◆ Problem to work on
A verbatim copy of the records is required, with all pictures left out.
## BEGIN Record extracts
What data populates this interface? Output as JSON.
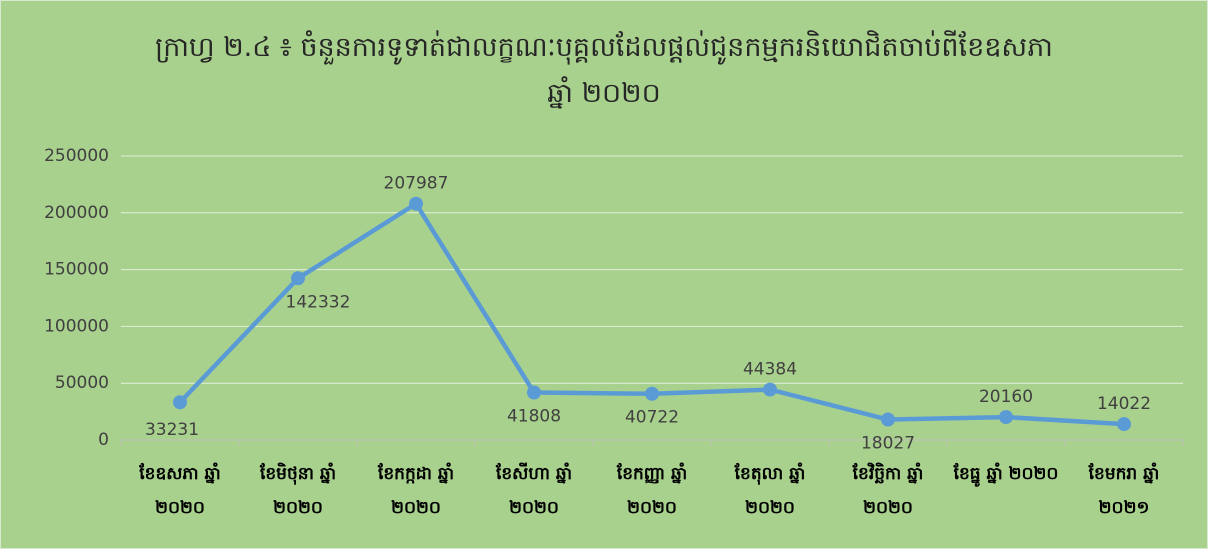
{
  "chart_data": {
    "type": "line",
    "title": [
      "ក្រាហ្វ ២.៤ ៖ ចំនួនការទូទាត់ជាលក្ខណៈបុគ្គលដែលផ្តល់ជូនកម្មករនិយោជិតចាប់ពីខែឧសភា",
      "ឆ្នាំ ២០២០"
    ],
    "categories": [
      "ខែឧសភា ឆ្នាំ ២០២០",
      "ខែមិថុនា ឆ្នាំ ២០២០",
      "ខែកក្កដា ឆ្នាំ ២០២០",
      "ខែសីហា ឆ្នាំ ២០២០",
      "ខែកញ្ញា ឆ្នាំ ២០២០",
      "ខែតុលា ឆ្នាំ ២០២០",
      "ខែវិច្ឆិកា ឆ្នាំ ២០២០",
      "ខែធ្នូ ឆ្នាំ ២០២០",
      "ខែមករា ឆ្នាំ ២០២១"
    ],
    "values": [
      33231,
      142332,
      207987,
      41808,
      40722,
      44384,
      18027,
      20160,
      14022
    ],
    "color": "#5b9bd5",
    "ylim": [
      0,
      250000
    ],
    "yticks": [
      0,
      50000,
      100000,
      150000,
      200000,
      250000
    ],
    "grid": true
  }
}
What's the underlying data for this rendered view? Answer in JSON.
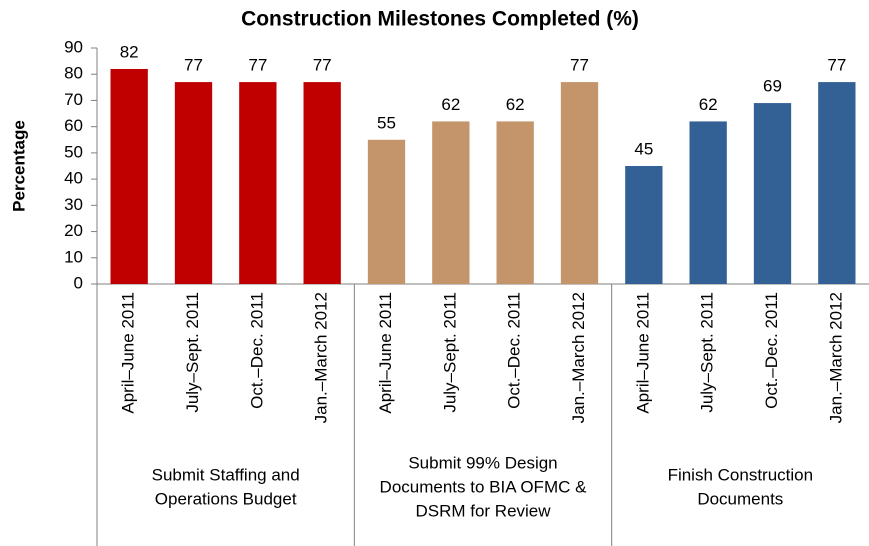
{
  "chart_data": {
    "type": "bar",
    "title": "Construction Milestones Completed (%)",
    "y_label": "Percentage",
    "ylim": [
      0,
      90
    ],
    "yticks": [
      0,
      10,
      20,
      30,
      40,
      50,
      60,
      70,
      80,
      90
    ],
    "groups": [
      {
        "label": [
          "Submit Staffing and",
          "Operations Budget"
        ],
        "color": "#c00000",
        "categories": [
          "April–June 2011",
          "July–Sept. 2011",
          "Oct.–Dec. 2011",
          "Jan.–March 2012"
        ],
        "values": [
          82,
          77,
          77,
          77
        ]
      },
      {
        "label": [
          "Submit 99% Design",
          "Documents to BIA OFMC &",
          "DSRM for Review"
        ],
        "color": "#c4956a",
        "categories": [
          "April–June 2011",
          "July–Sept. 2011",
          "Oct.–Dec. 2011",
          "Jan.–March 2012"
        ],
        "values": [
          55,
          62,
          62,
          77
        ]
      },
      {
        "label": [
          "Finish Construction",
          "Documents"
        ],
        "color": "#336195",
        "categories": [
          "April–June 2011",
          "July–Sept. 2011",
          "Oct.–Dec. 2011",
          "Jan.–March 2012"
        ],
        "values": [
          45,
          62,
          69,
          77
        ]
      }
    ]
  }
}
## END Record extracts
◆ Answer in full
What data populates this interface? Output as JSON.
{
  "chart_data": {
    "type": "line",
    "title": [
      "ក្រាហ្វ ២.៤ ៖ ចំនួនការទូទាត់ជាលក្ខណៈបុគ្គលដែលផ្តល់ជូនកម្មករនិយោជិតចាប់ពីខែឧសភា",
      "ឆ្នាំ ២០២០"
    ],
    "categories": [
      "ខែឧសភា ឆ្នាំ ២០២០",
      "ខែមិថុនា ឆ្នាំ ២០២០",
      "ខែកក្កដា ឆ្នាំ ២០២០",
      "ខែសីហា ឆ្នាំ ២០២០",
      "ខែកញ្ញា ឆ្នាំ ២០២០",
      "ខែតុលា ឆ្នាំ ២០២០",
      "ខែវិច្ឆិកា ឆ្នាំ ២០២០",
      "ខែធ្នូ ឆ្នាំ ២០២០",
      "ខែមករា ឆ្នាំ ២០២១"
    ],
    "values": [
      33231,
      142332,
      207987,
      41808,
      40722,
      44384,
      18027,
      20160,
      14022
    ],
    "color": "#5b9bd5",
    "ylim": [
      0,
      250000
    ],
    "yticks": [
      0,
      50000,
      100000,
      150000,
      200000,
      250000
    ],
    "grid": true
  }
}
What's the underlying data for this rendered view? Answer in JSON.
{
  "chart_data": {
    "type": "bar",
    "title": "Construction Milestones Completed (%)",
    "y_label": "Percentage",
    "ylim": [
      0,
      90
    ],
    "yticks": [
      0,
      10,
      20,
      30,
      40,
      50,
      60,
      70,
      80,
      90
    ],
    "groups": [
      {
        "label": [
          "Submit Staffing and",
          "Operations Budget"
        ],
        "color": "#c00000",
        "categories": [
          "April–June 2011",
          "July–Sept. 2011",
          "Oct.–Dec. 2011",
          "Jan.–March 2012"
        ],
        "values": [
          82,
          77,
          77,
          77
        ]
      },
      {
        "label": [
          "Submit 99% Design",
          "Documents to BIA OFMC &",
          "DSRM for Review"
        ],
        "color": "#c4956a",
        "categories": [
          "April–June 2011",
          "July–Sept. 2011",
          "Oct.–Dec. 2011",
          "Jan.–March 2012"
        ],
        "values": [
          55,
          62,
          62,
          77
        ]
      },
      {
        "label": [
          "Finish Construction",
          "Documents"
        ],
        "color": "#336195",
        "categories": [
          "April–June 2011",
          "July–Sept. 2011",
          "Oct.–Dec. 2011",
          "Jan.–March 2012"
        ],
        "values": [
          45,
          62,
          69,
          77
        ]
      }
    ]
  }
}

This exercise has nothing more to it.